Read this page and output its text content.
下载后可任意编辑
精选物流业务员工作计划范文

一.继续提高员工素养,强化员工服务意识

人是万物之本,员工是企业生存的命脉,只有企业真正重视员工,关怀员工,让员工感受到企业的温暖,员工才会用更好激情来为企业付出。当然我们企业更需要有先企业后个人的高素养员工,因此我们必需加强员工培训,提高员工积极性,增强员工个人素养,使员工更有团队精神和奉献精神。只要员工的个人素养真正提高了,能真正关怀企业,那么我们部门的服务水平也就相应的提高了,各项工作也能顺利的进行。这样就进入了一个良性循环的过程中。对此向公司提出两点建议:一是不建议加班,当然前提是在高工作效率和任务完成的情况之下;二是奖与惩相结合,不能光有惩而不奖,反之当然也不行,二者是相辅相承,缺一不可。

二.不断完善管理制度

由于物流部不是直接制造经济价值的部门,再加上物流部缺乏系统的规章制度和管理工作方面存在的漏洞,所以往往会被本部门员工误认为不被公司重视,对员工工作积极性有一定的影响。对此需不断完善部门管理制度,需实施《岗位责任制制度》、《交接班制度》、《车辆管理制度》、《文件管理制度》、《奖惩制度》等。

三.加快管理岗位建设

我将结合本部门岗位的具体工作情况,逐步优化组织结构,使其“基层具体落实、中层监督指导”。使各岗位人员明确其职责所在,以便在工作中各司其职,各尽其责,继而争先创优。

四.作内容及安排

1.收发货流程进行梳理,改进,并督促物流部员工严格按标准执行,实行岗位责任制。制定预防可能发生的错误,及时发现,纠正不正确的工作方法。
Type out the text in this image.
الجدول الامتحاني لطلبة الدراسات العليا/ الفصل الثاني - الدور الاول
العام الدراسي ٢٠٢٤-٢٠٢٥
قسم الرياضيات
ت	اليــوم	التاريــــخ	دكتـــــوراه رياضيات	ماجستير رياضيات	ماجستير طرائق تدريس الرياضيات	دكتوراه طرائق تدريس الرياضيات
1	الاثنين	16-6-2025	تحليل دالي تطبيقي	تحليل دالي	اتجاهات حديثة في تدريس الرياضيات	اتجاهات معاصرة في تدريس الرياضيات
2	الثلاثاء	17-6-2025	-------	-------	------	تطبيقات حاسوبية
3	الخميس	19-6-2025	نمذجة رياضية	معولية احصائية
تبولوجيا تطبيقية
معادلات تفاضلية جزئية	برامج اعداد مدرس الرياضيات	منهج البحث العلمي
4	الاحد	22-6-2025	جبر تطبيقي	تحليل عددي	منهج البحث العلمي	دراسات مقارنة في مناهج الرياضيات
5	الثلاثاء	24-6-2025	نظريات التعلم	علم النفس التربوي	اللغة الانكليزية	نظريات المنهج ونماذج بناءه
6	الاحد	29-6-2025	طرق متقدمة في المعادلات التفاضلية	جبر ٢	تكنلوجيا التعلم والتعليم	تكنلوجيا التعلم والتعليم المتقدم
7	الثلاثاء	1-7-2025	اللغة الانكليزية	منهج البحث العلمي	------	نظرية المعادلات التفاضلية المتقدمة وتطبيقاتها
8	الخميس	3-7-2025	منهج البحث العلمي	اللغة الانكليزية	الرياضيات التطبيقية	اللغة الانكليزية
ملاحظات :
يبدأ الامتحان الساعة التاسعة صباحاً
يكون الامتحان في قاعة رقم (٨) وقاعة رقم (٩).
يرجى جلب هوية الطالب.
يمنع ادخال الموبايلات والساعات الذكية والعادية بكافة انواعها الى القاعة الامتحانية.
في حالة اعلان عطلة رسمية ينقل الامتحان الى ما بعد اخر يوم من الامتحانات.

+++++

▶ **What the task asks**
Tell how many lines above contain the word "this". Give the number alone.

▶ **Solution**
2